Task prompt
Locate the word "name" in the data below, then copy every line that holds it.

Given records
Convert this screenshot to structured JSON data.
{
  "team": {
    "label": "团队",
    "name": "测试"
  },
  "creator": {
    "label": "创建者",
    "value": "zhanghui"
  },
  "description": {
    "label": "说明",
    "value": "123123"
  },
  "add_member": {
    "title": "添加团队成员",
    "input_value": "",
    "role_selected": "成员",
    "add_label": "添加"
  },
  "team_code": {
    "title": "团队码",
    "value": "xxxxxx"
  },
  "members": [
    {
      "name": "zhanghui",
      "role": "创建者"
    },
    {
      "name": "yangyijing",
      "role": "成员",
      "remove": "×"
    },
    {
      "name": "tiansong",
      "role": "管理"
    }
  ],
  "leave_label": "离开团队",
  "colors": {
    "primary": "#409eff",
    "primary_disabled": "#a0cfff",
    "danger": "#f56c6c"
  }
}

Task result
    "name": "测试"
      "name": "zhanghui",
      "name": "yangyijing",
      "name": "tiansong",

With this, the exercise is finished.